%%

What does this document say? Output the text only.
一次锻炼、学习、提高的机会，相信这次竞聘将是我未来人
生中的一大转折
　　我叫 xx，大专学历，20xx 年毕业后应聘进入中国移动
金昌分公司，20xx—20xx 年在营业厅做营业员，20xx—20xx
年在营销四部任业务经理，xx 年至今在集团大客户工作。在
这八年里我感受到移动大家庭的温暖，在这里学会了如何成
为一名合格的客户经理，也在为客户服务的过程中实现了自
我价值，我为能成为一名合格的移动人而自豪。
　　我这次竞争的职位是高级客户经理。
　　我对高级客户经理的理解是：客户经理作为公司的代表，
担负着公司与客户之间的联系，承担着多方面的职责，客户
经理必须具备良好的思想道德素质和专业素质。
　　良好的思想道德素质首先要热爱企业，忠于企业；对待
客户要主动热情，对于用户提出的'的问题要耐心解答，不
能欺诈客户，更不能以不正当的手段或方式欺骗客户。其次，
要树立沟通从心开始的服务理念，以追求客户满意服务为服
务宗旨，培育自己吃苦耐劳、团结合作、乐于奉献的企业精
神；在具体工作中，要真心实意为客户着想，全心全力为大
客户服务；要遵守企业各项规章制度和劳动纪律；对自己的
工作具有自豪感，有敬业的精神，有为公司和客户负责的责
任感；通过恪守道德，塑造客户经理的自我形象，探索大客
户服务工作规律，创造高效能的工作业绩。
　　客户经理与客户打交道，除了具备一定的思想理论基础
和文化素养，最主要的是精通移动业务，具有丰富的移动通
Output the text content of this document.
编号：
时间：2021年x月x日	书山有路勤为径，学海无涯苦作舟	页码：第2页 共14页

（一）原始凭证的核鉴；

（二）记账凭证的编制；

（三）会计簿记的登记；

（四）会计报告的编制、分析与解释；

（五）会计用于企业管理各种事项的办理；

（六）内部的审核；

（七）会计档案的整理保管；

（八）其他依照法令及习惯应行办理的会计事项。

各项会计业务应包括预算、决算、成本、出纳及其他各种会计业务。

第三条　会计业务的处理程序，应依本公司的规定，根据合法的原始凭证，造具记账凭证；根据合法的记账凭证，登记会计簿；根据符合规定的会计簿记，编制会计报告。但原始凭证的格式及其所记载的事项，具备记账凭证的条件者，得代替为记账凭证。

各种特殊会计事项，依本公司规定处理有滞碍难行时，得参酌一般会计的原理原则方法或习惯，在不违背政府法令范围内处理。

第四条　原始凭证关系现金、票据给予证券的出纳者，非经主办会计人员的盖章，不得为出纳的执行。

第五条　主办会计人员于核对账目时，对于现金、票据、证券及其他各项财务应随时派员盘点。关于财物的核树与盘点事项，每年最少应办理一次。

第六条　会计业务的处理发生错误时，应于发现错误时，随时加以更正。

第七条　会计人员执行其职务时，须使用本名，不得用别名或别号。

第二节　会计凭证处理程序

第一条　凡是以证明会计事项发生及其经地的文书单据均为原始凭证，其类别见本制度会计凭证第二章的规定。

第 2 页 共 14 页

%%

**Your instructions:**
Only the lines from the one holding "Output the text content of this document." through the end of the listing should be given again, exactly and with both ends included.

**Answer to the problem:**
Output the text content of this document.
编号：
时间：2021年x月x日	书山有路勤为径，学海无涯苦作舟	页码：第2页 共14页

（一）原始凭证的核鉴；

（二）记账凭证的编制；

（三）会计簿记的登记；

（四）会计报告的编制、分析与解释；

（五）会计用于企业管理各种事项的办理；

（六）内部的审核；

（七）会计档案的整理保管；

（八）其他依照法令及习惯应行办理的会计事项。

各项会计业务应包括预算、决算、成本、出纳及其他各种会计业务。

第三条　会计业务的处理程序，应依本公司的规定，根据合法的原始凭证，造具记账凭证；根据合法的记账凭证，登记会计簿；根据符合规定的会计簿记，编制会计报告。但原始凭证的格式及其所记载的事项，具备记账凭证的条件者，得代替为记账凭证。

各种特殊会计事项，依本公司规定处理有滞碍难行时，得参酌一般会计的原理原则方法或习惯，在不违背政府法令范围内处理。

第四条　原始凭证关系现金、票据给予证券的出纳者，非经主办会计人员的盖章，不得为出纳的执行。

第五条　主办会计人员于核对账目时，对于现金、票据、证券及其他各项财务应随时派员盘点。关于财物的核树与盘点事项，每年最少应办理一次。

第六条　会计业务的处理发生错误时，应于发现错误时，随时加以更正。

第七条　会计人员执行其职务时，须使用本名，不得用别名或别号。

第二节　会计凭证处理程序

第一条　凡是以证明会计事项发生及其经地的文书单据均为原始凭证，其类别见本制度会计凭证第二章的规定。

第 2 页 共 14 页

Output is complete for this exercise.